--- PROBLEM DESCRIPTION ---
From the entries that follow, list every line in which the string "Management" appears.

--- INFORMATION SHOWN ---
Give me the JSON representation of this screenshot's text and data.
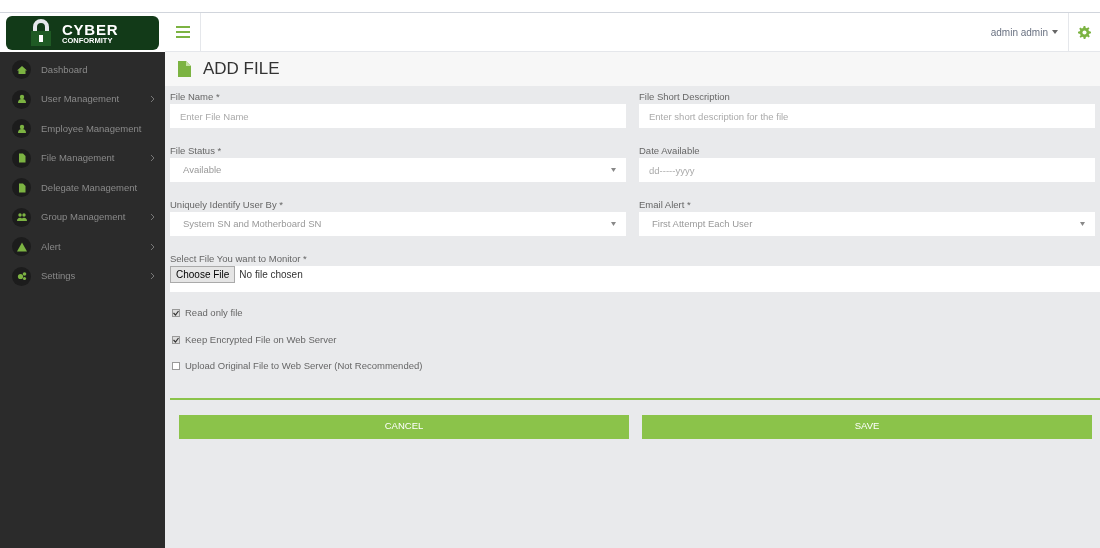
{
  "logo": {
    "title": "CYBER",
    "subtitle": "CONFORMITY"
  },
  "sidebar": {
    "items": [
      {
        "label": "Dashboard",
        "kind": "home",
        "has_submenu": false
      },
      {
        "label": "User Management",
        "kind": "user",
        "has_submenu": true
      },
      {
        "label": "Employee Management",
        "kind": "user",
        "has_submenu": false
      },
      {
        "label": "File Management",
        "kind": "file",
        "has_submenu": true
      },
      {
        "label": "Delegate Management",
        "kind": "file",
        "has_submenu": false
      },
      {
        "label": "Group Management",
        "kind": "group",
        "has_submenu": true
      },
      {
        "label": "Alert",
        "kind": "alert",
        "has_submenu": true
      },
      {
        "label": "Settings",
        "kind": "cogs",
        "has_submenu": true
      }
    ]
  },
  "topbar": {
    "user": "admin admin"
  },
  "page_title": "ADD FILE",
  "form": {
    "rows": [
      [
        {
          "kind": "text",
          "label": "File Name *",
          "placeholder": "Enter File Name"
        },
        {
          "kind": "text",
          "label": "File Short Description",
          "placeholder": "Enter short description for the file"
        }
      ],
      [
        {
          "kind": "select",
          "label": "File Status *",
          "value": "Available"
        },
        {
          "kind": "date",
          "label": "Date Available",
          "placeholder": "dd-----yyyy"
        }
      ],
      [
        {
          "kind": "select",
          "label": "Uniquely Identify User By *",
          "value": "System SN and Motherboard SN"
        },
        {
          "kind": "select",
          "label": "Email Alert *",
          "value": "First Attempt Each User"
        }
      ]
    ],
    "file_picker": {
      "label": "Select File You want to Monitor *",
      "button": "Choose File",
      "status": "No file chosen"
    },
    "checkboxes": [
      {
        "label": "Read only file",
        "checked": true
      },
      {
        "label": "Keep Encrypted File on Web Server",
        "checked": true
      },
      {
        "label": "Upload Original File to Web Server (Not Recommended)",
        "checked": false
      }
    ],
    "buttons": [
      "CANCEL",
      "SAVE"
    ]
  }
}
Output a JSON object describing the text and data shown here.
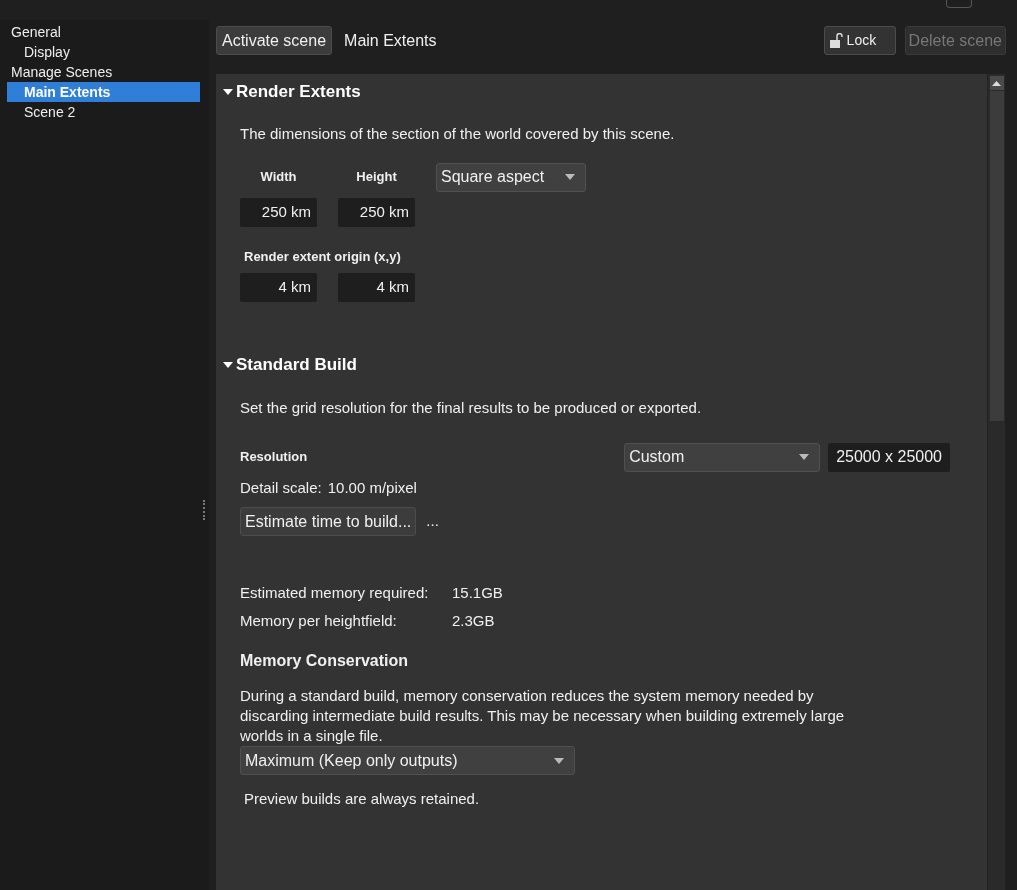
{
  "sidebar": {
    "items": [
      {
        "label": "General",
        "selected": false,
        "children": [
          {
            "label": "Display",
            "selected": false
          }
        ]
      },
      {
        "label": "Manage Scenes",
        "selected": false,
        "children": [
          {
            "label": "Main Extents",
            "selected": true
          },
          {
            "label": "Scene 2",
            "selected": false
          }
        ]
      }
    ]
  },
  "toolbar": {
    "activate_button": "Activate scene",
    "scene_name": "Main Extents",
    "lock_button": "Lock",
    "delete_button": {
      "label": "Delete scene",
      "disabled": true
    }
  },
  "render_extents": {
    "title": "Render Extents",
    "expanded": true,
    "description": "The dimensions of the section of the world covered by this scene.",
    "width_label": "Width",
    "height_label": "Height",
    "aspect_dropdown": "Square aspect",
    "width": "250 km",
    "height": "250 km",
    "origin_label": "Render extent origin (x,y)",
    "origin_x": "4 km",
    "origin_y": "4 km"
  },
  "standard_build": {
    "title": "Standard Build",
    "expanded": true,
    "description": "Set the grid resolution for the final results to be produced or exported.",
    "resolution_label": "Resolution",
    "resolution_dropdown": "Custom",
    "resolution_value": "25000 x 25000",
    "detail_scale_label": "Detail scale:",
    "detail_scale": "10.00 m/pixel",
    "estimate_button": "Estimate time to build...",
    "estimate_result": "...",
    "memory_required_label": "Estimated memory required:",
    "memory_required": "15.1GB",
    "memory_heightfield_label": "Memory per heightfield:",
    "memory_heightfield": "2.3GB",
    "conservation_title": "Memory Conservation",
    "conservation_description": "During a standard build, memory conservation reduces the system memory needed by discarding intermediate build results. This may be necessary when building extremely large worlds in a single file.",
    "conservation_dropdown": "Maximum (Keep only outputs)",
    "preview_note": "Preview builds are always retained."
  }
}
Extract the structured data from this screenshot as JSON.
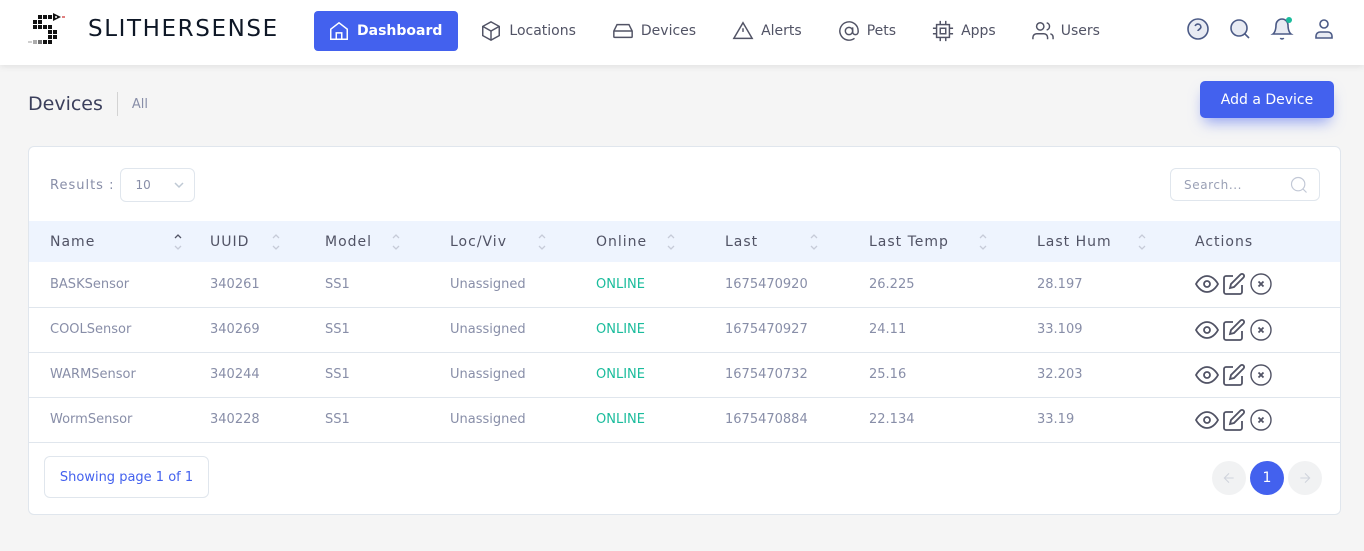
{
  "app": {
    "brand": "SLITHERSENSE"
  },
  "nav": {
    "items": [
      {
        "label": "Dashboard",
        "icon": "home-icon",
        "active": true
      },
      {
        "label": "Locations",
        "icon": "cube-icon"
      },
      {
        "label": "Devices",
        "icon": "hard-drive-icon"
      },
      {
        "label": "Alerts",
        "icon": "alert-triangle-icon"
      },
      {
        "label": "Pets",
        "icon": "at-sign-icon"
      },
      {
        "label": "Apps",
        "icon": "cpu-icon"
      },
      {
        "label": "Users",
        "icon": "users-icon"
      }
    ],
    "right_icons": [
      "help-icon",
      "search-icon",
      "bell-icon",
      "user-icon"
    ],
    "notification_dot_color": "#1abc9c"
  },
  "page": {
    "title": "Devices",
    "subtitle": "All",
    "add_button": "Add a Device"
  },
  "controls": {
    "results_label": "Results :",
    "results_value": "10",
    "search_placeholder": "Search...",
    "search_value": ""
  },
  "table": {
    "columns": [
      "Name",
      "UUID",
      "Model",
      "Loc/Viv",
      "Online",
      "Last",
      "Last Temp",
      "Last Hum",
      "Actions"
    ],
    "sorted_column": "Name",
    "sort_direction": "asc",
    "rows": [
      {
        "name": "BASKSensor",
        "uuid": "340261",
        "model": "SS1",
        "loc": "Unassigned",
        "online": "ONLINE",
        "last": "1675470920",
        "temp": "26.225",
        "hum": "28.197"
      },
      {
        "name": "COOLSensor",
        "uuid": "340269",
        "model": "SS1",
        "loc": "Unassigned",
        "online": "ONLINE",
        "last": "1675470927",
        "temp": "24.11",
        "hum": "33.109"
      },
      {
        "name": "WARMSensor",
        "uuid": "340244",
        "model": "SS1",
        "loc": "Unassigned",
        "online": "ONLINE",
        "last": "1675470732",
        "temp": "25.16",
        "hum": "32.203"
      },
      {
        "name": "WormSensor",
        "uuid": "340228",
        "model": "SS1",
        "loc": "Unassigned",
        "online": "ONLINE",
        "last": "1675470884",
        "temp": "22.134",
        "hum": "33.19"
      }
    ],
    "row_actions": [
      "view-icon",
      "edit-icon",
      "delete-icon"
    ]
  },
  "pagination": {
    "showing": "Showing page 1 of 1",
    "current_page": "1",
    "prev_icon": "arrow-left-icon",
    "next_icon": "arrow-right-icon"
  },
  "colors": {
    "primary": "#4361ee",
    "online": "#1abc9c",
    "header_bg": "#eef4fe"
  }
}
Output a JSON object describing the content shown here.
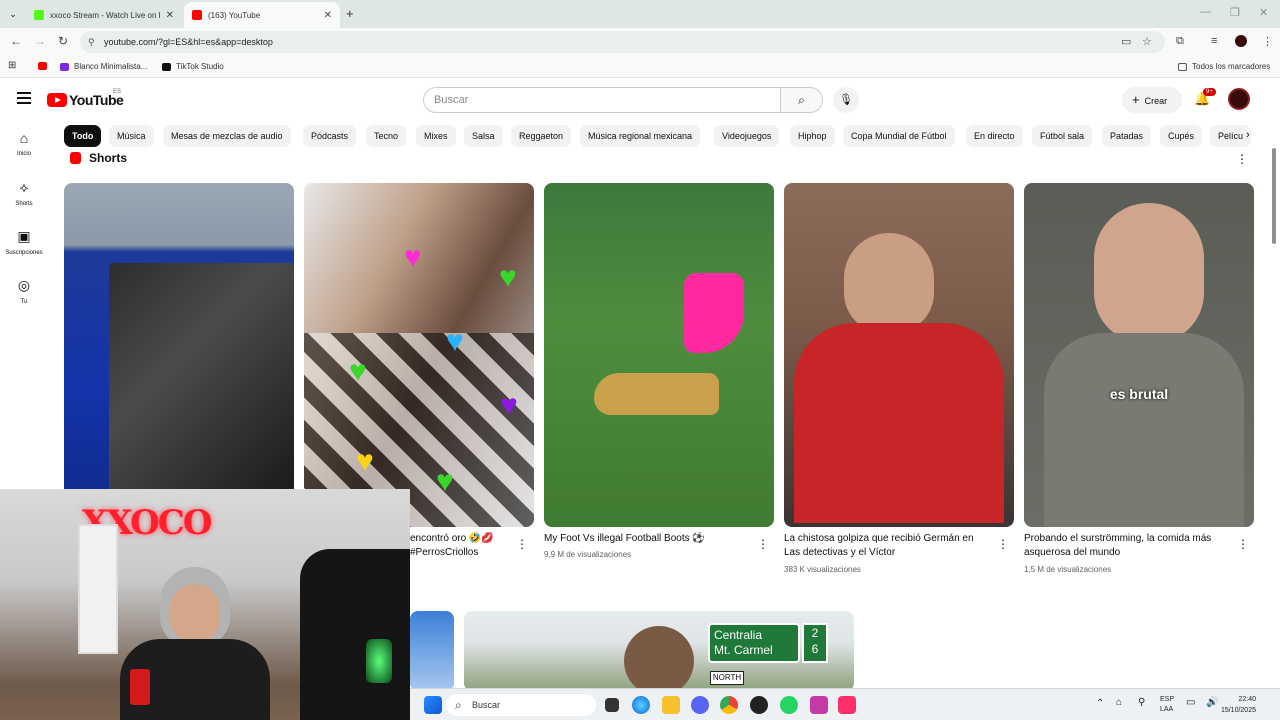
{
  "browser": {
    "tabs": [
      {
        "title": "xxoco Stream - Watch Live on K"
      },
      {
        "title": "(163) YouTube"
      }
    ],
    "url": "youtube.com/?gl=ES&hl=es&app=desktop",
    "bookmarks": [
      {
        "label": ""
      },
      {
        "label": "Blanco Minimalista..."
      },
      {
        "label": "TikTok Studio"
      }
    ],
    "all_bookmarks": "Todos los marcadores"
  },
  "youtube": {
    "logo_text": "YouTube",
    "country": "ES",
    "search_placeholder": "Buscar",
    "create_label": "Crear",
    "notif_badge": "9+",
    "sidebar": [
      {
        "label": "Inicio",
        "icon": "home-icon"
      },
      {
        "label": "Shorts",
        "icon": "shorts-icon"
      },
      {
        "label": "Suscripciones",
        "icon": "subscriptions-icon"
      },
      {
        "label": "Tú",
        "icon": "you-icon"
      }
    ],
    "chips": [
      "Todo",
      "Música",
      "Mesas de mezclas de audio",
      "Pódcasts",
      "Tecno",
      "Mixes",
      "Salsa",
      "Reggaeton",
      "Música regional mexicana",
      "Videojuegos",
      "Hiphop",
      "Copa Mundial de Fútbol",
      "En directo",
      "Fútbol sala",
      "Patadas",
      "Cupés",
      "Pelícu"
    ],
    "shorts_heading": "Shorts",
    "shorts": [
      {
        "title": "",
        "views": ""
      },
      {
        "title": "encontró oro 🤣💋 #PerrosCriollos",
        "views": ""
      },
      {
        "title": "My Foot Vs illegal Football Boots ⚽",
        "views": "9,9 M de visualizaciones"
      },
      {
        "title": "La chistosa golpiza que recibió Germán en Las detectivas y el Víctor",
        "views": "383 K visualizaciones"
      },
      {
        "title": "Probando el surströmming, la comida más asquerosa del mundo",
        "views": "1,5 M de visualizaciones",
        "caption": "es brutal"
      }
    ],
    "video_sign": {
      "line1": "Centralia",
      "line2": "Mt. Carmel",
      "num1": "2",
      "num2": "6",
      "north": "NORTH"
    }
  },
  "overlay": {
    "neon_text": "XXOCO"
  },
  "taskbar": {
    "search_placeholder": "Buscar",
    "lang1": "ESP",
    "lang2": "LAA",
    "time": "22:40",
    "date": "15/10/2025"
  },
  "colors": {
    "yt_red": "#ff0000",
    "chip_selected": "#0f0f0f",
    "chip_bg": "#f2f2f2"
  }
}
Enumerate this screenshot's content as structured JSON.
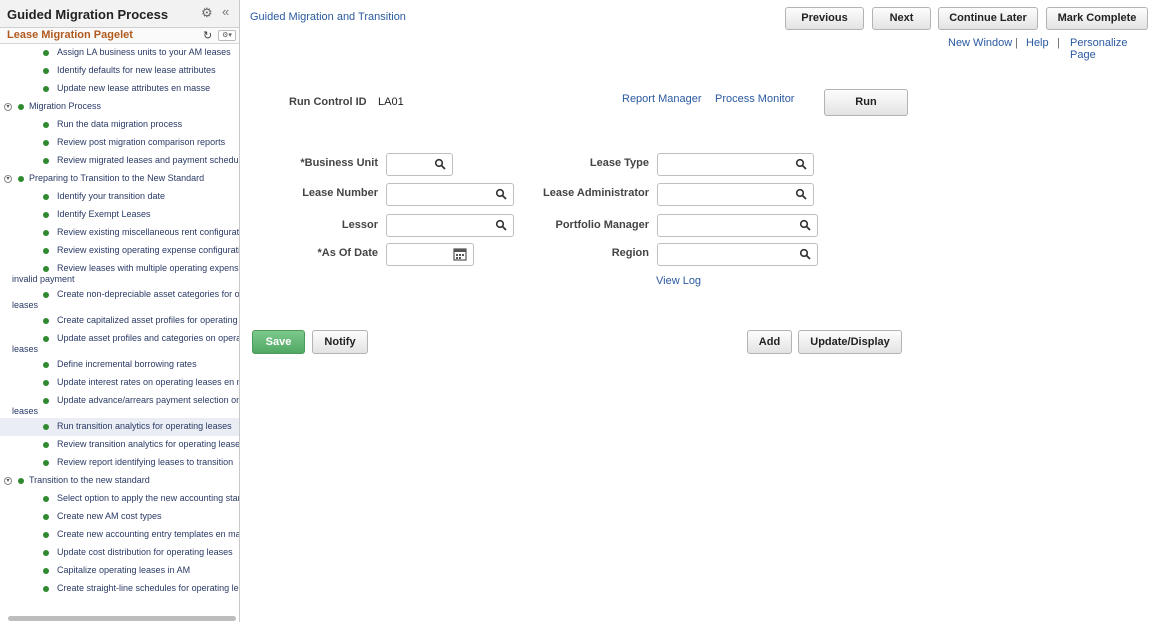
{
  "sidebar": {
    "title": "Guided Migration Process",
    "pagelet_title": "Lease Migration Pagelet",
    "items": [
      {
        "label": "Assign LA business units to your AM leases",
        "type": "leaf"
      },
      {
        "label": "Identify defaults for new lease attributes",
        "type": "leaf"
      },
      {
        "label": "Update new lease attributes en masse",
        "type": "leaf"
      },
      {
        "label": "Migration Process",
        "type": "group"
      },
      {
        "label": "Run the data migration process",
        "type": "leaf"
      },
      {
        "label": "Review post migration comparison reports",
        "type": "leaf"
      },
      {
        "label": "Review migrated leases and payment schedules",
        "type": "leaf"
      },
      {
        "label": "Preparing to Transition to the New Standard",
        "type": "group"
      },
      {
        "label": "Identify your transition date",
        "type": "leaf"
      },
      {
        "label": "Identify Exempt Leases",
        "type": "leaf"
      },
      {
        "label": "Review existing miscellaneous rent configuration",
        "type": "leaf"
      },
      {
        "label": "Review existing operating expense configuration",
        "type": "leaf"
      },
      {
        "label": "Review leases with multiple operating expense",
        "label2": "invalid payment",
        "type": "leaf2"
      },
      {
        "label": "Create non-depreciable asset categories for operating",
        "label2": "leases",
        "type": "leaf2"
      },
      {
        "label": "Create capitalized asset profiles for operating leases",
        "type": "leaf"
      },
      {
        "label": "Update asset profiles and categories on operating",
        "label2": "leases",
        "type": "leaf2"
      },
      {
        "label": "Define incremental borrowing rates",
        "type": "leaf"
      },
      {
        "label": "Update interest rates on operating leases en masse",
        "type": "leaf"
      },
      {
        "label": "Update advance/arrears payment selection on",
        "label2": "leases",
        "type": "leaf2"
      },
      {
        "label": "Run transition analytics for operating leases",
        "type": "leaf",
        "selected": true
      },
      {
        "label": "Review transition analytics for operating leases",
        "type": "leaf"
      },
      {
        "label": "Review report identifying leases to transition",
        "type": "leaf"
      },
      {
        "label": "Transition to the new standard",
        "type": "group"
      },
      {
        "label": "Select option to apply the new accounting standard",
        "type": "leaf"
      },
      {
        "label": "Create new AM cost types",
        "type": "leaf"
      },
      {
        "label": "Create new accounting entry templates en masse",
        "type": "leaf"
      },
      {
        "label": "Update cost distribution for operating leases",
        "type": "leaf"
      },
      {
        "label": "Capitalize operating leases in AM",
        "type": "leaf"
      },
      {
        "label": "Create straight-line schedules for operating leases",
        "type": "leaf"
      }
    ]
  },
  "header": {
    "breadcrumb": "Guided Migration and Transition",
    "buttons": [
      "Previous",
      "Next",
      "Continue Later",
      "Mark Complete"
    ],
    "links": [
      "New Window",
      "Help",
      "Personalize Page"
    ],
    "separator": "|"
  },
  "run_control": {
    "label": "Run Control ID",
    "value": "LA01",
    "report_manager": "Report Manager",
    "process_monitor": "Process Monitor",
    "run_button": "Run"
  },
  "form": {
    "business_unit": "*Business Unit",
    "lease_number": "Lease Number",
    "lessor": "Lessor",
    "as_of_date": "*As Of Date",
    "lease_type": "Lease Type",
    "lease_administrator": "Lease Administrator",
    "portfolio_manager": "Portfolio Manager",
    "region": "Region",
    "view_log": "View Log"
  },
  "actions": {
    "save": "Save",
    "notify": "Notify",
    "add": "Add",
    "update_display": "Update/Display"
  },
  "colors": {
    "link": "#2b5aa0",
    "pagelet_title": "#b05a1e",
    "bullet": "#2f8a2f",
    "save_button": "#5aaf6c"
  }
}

--- WORKED ANSWER ---
        "label": "User Management",
        "label": "Employee Management",
        "label": "File Management",
        "label": "Delegate Management",
        "label": "Group Management",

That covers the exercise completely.